• **Objective**: Return all of the entries word for word, but omit the pictures they contain.

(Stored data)
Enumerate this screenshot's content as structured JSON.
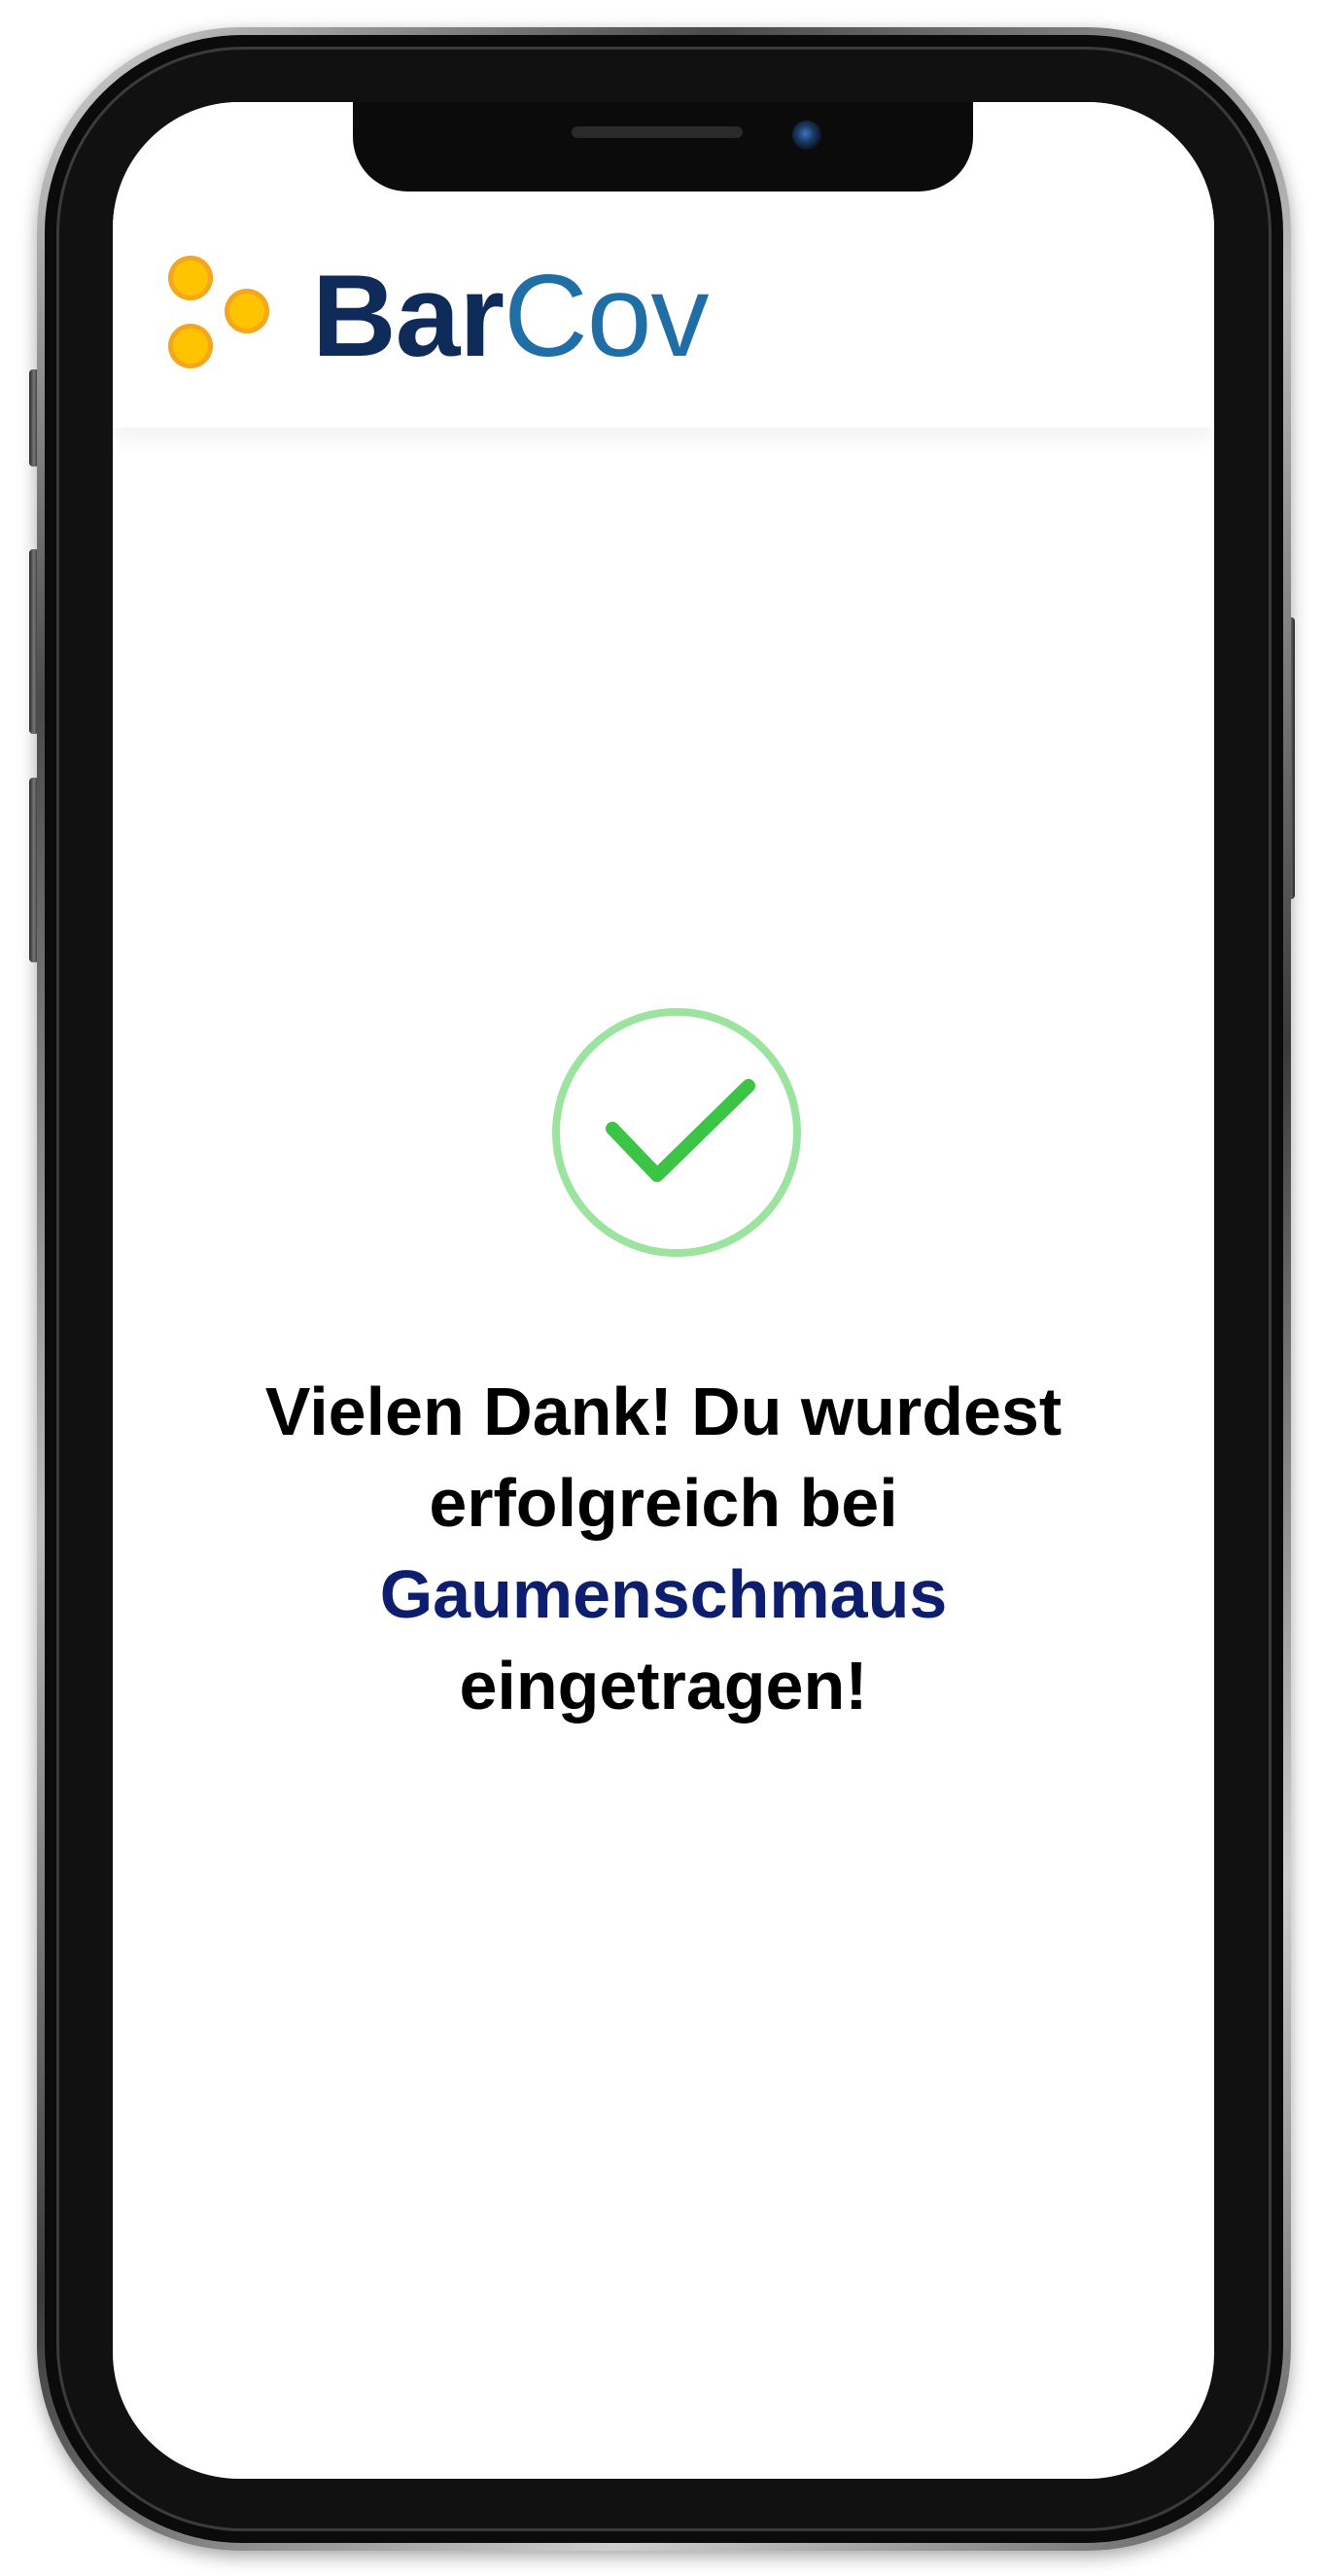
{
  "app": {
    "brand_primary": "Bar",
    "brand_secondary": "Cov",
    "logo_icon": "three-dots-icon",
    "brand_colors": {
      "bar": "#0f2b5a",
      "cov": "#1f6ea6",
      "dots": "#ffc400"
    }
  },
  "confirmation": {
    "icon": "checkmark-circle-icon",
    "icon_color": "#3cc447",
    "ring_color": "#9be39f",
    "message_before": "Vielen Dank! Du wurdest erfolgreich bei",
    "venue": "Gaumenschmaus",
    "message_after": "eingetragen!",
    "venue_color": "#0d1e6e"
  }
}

• **Answer to this task**:
Enumerate this screenshot's content as structured JSON.
{
  "app": {
    "brand_primary": "Bar",
    "brand_secondary": "Cov",
    "logo_icon": "three-dots-icon",
    "brand_colors": {
      "bar": "#0f2b5a",
      "cov": "#1f6ea6",
      "dots": "#ffc400"
    }
  },
  "confirmation": {
    "icon": "checkmark-circle-icon",
    "icon_color": "#3cc447",
    "ring_color": "#9be39f",
    "message_before": "Vielen Dank! Du wurdest erfolgreich bei",
    "venue": "Gaumenschmaus",
    "message_after": "eingetragen!",
    "venue_color": "#0d1e6e"
  }
}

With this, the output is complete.